SHORT TASK = Copy out each line of the listing that has the word "bliver" in it.
━━━ EXTRACTED ENTRIES
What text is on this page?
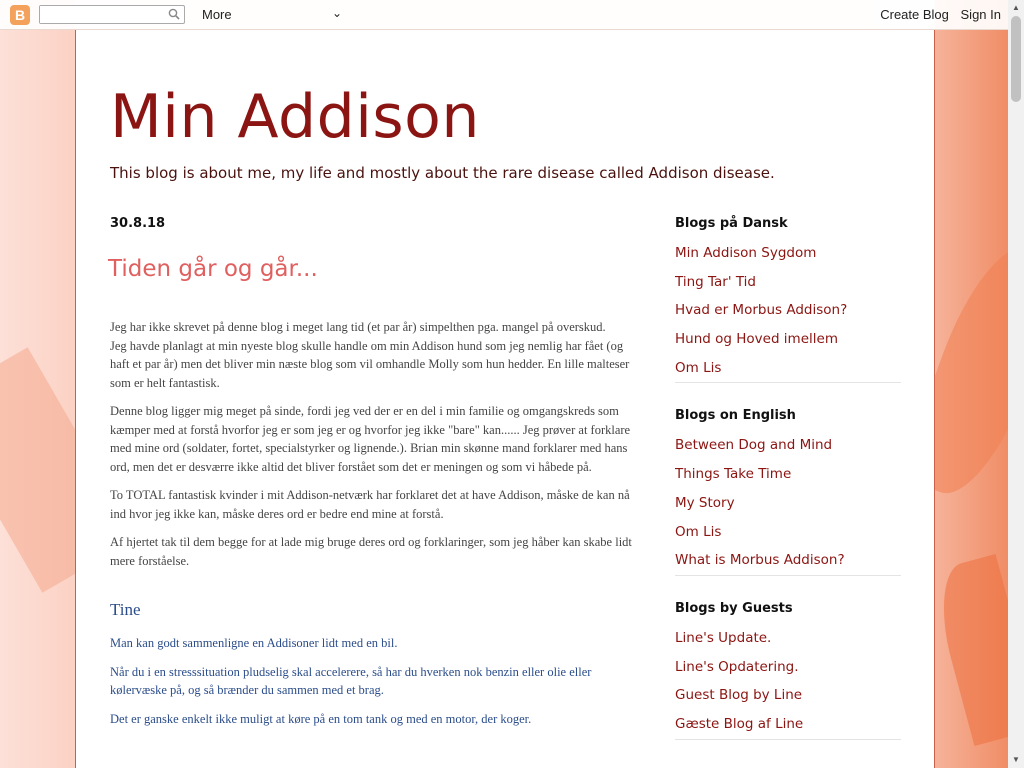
B	More	⌄	Create Blog Sign In	▲
▼
Min Addison
This blog is about me, my life and mostly about the rare disease called Addison disease.
30.8.18
Tiden går og går...

Jeg har ikke skrevet på denne blog i meget lang tid (et par år) simpelthen pga. mangel på overskud.

Jeg havde planlagt at min nyeste blog skulle handle om min Addison hund som jeg nemlig har fået (og haft et par år) men det bliver min næste blog som vil omhandle Molly som hun hedder. En lille malteser som er helt fantastisk.

Denne blog ligger mig meget på sinde, fordi jeg ved der er en del i min familie og omgangskreds som kæmper med at forstå hvorfor jeg er som jeg er og hvorfor jeg ikke "bare" kan...... Jeg prøver at forklare med mine ord (soldater, fortet, specialstyrker og lignende.). Brian min skønne mand forklarer med hans ord, men det er desværre ikke altid det bliver forstået som det er meningen og som vi håbede på.

To TOTAL fantastisk kvinder i mit Addison-netværk har forklaret det at have Addison, måske de kan nå ind hvor jeg ikke kan, måske deres ord er bedre end mine at forstå.

Af hjertet tak til dem begge for at lade mig bruge deres ord og forklaringer, som jeg håber kan skabe lidt mere forståelse.

Tine

Man kan godt sammenligne en Addisoner lidt med en bil.

Når du i en stresssituation pludselig skal accelerere, så har du hverken nok benzin eller olie eller kølervæske på, og så brænder du sammen med et brag.

Det er ganske enkelt ikke muligt at køre på en tom tank og med en motor, der koger.

Blogs på Dansk
Min Addison Sygdom
Ting Tar' Tid
Hvad er Morbus Addison?
Hund og Hoved imellem
Om Lis
Blogs on English
Between Dog and Mind
Things Take Time
My Story
Om Lis
What is Morbus Addison?
Blogs by Guests
Line's Update.
Line's Opdatering.
Guest Blog by Line
Gæste Blog af Line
━━━━━━
REPLY =
Jeg havde planlagt at min nyeste blog skulle handle om min Addison hund som jeg nemlig har fået (og haft et par år) men det bliver min næste blog som vil omhandle Molly som hun hedder. En lille malteser som er helt fantastisk.
Denne blog ligger mig meget på sinde, fordi jeg ved der er en del i min familie og omgangskreds som kæmper med at forstå hvorfor jeg er som jeg er og hvorfor jeg ikke "bare" kan...... Jeg prøver at forklare med mine ord (soldater, fortet, specialstyrker og lignende.). Brian min skønne mand forklarer med hans ord, men det er desværre ikke altid det bliver forstået som det er meningen og som vi håbede på.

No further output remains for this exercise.